WORK REQUIRED –
Pick out each line below containing "GBPUSD".

## Start DATASET EXTRACT

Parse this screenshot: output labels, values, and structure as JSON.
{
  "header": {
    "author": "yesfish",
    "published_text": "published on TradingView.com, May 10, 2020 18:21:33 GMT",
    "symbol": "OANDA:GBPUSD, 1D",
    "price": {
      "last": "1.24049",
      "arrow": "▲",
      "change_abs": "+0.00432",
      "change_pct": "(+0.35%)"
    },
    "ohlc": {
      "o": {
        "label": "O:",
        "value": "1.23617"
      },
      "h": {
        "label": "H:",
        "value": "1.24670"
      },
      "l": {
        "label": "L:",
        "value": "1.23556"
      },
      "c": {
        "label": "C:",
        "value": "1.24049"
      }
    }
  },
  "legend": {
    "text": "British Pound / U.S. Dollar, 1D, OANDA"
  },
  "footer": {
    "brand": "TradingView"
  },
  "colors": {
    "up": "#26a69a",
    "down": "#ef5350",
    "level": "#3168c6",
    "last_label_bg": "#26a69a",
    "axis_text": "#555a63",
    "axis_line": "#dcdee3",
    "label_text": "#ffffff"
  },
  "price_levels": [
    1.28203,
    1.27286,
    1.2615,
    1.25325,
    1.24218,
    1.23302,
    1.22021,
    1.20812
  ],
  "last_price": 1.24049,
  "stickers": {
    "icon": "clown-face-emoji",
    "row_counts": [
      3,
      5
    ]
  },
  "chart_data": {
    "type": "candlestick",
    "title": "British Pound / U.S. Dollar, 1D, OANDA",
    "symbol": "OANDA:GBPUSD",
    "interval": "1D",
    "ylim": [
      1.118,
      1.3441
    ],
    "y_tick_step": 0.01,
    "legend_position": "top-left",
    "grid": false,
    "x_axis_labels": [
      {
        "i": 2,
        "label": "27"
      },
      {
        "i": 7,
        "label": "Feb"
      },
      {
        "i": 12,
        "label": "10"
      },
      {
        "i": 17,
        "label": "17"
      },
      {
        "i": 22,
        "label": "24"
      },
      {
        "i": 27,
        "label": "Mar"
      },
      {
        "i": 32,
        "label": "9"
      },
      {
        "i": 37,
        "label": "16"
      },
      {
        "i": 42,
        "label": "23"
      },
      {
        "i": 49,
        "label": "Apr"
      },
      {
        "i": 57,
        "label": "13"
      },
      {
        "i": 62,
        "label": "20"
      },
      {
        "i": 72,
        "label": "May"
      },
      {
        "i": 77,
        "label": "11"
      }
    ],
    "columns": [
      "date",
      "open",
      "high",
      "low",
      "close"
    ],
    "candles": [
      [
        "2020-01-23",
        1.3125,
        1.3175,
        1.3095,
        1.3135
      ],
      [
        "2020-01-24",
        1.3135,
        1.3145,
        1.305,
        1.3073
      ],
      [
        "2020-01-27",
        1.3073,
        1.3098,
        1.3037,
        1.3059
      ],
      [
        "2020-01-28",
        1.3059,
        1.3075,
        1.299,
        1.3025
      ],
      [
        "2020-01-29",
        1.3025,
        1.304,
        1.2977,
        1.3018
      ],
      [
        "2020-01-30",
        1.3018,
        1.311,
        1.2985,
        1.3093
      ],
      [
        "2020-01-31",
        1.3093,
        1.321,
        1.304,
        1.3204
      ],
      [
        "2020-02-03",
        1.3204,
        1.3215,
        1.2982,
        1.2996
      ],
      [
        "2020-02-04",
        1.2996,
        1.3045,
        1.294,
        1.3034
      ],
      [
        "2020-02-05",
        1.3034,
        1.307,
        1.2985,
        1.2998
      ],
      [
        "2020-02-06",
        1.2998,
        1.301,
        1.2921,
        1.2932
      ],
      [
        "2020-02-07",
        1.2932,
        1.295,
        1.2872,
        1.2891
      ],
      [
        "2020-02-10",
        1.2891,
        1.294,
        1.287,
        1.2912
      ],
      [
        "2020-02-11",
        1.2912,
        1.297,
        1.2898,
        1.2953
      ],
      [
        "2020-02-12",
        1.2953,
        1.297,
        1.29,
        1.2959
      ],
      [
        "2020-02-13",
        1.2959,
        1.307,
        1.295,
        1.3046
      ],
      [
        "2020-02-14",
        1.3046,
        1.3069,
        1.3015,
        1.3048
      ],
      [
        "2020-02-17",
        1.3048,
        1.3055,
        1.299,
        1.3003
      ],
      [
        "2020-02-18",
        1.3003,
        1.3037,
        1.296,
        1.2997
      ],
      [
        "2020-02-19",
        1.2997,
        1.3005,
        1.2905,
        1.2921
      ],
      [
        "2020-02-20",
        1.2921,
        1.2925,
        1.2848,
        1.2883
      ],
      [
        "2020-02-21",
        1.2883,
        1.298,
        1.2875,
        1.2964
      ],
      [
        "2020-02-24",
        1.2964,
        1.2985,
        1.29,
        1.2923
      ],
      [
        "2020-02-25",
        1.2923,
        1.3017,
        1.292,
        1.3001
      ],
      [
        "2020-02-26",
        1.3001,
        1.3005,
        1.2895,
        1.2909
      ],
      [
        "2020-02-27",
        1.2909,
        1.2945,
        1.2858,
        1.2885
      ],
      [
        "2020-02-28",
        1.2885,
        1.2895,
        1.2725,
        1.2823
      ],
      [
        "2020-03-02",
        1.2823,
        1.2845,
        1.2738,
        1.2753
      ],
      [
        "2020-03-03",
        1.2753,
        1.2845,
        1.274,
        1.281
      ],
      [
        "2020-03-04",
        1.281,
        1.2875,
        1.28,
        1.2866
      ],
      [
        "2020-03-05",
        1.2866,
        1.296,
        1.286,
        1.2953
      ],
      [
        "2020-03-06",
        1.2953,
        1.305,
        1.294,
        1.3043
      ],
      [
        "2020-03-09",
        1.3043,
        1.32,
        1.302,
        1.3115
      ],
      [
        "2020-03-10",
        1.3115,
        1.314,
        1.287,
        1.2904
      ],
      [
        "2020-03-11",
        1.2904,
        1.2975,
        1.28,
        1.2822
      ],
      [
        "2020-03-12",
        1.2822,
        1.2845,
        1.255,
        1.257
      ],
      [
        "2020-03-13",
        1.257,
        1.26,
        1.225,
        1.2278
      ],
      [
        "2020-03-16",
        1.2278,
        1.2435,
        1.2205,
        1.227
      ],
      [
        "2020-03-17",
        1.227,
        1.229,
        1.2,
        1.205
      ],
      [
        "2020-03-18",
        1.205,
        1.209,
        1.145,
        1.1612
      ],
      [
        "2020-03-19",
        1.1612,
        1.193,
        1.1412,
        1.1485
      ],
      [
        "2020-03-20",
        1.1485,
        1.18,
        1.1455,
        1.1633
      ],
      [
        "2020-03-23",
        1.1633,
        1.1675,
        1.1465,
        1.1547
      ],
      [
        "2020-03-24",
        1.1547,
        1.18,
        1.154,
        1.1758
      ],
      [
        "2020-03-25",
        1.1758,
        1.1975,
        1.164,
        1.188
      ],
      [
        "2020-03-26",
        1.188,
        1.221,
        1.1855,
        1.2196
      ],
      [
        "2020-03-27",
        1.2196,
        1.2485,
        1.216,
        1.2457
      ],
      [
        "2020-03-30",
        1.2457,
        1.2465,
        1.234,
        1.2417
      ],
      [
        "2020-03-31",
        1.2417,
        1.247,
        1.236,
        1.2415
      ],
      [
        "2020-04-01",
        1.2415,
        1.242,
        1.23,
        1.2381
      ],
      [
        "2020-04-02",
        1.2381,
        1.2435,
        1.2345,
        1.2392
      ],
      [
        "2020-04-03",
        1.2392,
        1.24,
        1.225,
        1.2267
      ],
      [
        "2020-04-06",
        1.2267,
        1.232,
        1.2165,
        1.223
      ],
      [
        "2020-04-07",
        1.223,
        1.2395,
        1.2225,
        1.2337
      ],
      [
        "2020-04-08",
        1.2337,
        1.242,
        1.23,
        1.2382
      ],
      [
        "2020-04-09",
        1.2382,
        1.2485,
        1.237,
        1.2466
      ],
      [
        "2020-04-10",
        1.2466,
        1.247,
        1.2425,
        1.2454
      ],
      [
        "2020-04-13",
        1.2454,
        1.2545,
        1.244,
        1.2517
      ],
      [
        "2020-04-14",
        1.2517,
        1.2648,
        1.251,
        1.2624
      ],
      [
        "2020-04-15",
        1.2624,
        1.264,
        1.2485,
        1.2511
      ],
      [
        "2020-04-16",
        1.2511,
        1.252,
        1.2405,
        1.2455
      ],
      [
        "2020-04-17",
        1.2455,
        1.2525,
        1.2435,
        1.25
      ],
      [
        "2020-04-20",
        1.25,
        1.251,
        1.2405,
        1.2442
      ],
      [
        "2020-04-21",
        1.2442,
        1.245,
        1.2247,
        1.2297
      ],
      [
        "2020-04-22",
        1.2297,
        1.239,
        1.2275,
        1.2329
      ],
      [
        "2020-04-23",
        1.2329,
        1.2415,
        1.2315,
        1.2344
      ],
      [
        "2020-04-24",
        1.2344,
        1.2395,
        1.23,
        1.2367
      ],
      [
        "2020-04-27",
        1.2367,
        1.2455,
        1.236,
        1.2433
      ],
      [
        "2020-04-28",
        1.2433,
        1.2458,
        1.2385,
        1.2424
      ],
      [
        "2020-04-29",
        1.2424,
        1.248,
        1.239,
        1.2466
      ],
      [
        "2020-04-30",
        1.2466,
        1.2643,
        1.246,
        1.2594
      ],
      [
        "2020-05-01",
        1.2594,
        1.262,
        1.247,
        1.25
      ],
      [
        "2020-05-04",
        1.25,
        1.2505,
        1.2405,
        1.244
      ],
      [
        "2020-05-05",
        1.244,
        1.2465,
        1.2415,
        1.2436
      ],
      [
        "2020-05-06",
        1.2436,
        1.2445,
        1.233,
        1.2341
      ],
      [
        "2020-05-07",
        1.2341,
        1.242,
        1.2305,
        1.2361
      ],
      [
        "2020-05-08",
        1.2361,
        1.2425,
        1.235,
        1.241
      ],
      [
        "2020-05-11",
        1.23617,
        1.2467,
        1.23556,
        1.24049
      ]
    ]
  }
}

## End DATASET EXTRACT

CORRECT ANSWER –
    "symbol": "OANDA:GBPUSD, 1D",
    "symbol": "OANDA:GBPUSD",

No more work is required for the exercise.